*GOAL*
Read through the entries below and return each line with the word "所恶有甚于死者".

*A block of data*
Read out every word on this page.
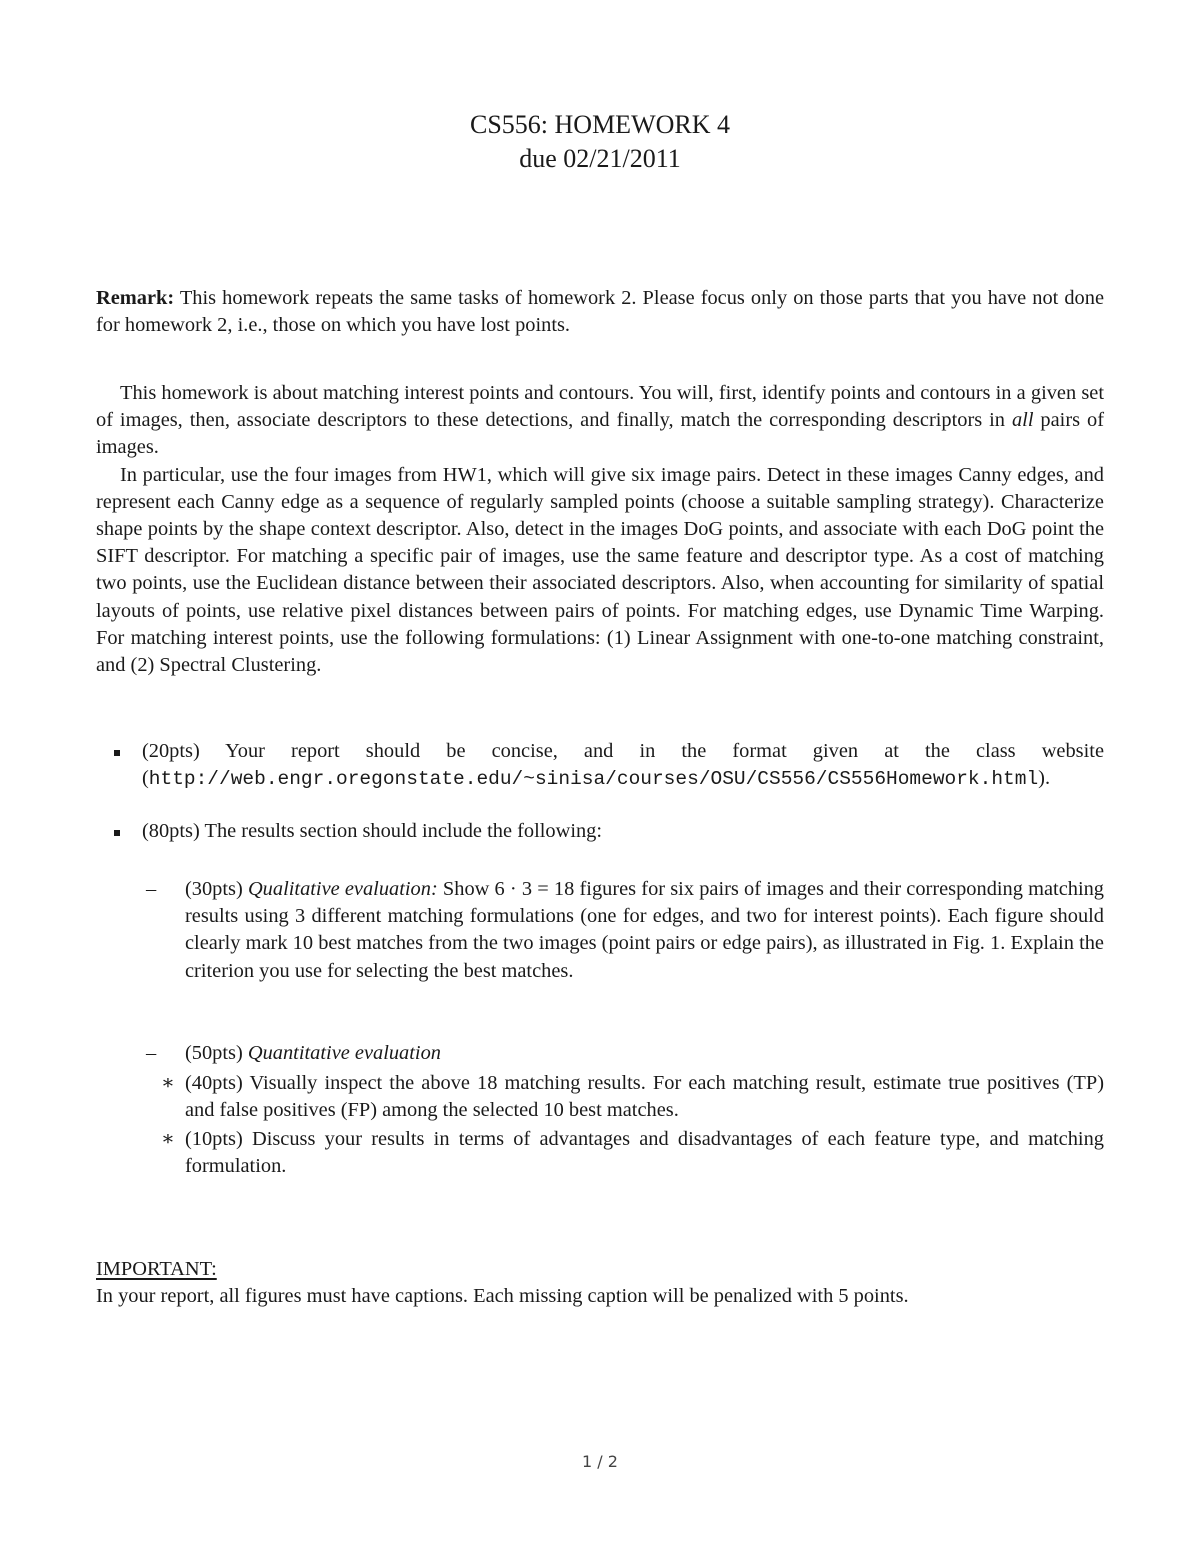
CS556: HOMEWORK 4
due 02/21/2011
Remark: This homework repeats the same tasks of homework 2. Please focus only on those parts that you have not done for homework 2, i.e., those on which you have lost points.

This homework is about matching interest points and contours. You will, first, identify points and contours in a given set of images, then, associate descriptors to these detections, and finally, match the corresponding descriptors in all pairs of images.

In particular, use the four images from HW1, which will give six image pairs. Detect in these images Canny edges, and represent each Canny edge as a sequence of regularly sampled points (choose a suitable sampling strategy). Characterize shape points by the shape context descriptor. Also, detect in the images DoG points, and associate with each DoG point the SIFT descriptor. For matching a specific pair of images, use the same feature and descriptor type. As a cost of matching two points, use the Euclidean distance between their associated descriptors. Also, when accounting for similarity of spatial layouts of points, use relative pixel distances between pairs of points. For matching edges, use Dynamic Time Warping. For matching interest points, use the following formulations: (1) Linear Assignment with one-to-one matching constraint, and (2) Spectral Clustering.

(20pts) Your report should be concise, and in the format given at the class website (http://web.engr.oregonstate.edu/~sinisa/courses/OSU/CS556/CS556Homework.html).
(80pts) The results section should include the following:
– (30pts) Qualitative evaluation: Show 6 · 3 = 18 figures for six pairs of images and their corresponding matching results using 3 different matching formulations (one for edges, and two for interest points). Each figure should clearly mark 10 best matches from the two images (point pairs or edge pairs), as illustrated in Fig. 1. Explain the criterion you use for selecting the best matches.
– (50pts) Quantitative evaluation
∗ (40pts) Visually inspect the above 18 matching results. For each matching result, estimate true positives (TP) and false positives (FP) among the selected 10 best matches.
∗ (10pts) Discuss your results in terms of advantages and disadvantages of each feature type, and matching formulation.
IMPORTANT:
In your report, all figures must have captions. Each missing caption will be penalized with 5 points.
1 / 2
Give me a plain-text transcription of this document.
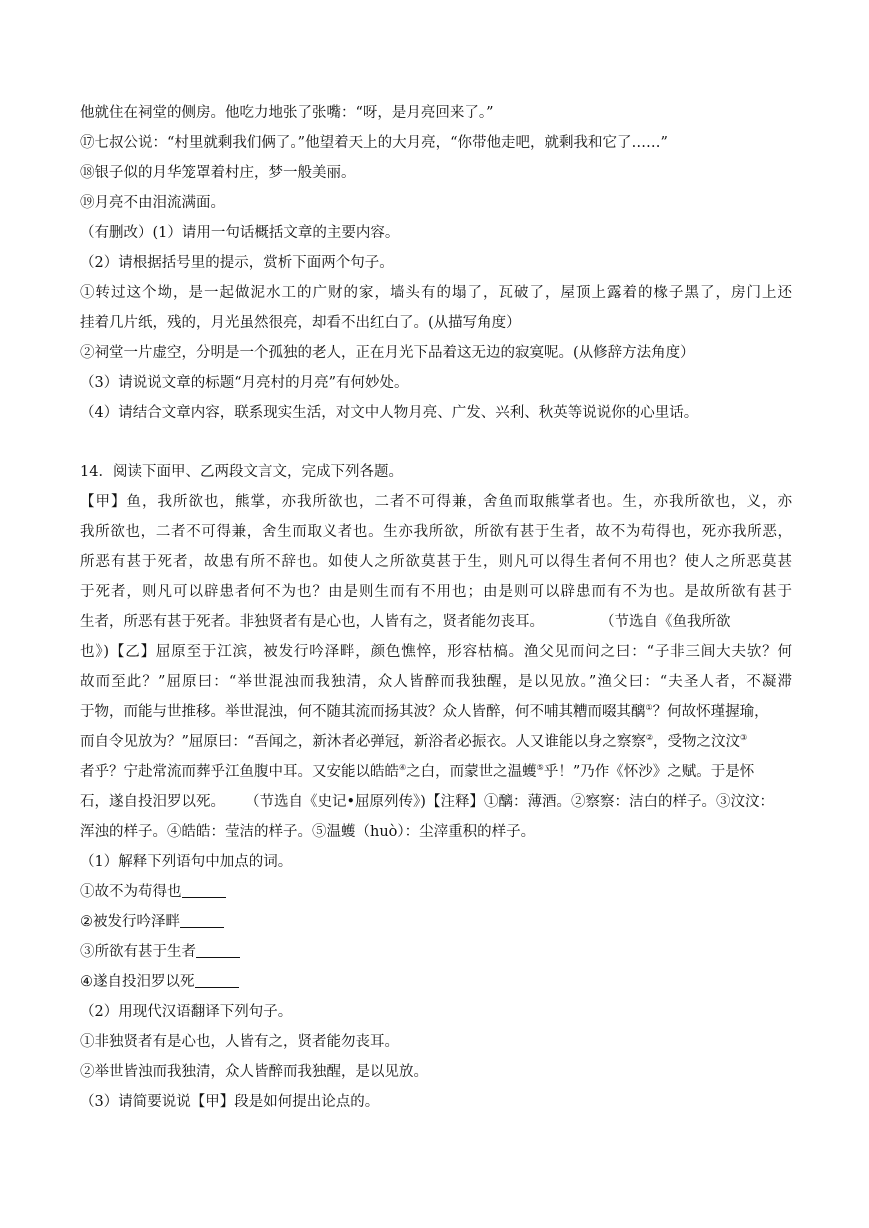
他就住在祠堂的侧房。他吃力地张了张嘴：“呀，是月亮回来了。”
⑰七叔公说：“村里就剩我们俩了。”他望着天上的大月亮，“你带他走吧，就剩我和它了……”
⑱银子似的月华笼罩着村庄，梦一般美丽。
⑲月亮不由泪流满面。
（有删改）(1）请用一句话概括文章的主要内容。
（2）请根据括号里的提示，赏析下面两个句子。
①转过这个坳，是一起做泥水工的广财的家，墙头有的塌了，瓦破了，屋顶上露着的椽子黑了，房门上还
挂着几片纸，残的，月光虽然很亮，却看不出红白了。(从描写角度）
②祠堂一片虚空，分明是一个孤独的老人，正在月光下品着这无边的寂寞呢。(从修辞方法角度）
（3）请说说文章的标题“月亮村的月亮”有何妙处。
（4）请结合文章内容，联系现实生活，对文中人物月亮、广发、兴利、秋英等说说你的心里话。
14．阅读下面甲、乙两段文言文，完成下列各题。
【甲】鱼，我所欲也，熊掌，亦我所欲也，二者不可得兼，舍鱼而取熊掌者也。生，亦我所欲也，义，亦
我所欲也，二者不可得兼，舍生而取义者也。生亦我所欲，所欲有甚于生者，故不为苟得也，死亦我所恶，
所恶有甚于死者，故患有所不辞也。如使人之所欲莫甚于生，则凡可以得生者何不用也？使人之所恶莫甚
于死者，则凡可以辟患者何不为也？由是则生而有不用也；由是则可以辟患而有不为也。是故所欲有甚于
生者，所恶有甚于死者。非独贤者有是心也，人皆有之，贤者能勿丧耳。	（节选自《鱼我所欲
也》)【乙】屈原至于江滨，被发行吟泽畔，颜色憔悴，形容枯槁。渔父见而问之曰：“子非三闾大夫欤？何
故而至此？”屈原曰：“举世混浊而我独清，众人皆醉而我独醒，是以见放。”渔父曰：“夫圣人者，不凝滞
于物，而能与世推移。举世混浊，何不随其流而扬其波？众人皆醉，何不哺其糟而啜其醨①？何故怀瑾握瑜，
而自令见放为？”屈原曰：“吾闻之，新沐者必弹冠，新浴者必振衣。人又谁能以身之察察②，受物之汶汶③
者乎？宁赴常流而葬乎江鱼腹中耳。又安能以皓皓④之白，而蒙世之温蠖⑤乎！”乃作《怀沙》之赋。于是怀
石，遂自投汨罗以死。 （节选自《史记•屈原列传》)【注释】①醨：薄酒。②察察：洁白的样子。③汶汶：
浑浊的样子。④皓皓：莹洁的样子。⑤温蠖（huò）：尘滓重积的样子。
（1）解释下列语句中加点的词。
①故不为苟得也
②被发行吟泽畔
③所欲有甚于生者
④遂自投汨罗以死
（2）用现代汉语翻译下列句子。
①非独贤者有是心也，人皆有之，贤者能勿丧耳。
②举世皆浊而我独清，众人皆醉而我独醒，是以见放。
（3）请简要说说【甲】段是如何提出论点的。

*RESULT OF THE EXERCISE*
所恶有甚于死者，故患有所不辞也。如使人之所欲莫甚于生，则凡可以得生者何不用也？使人之所恶莫甚
生者，所恶有甚于死者。非独贤者有是心也，人皆有之，贤者能勿丧耳。	（节选自《鱼我所欲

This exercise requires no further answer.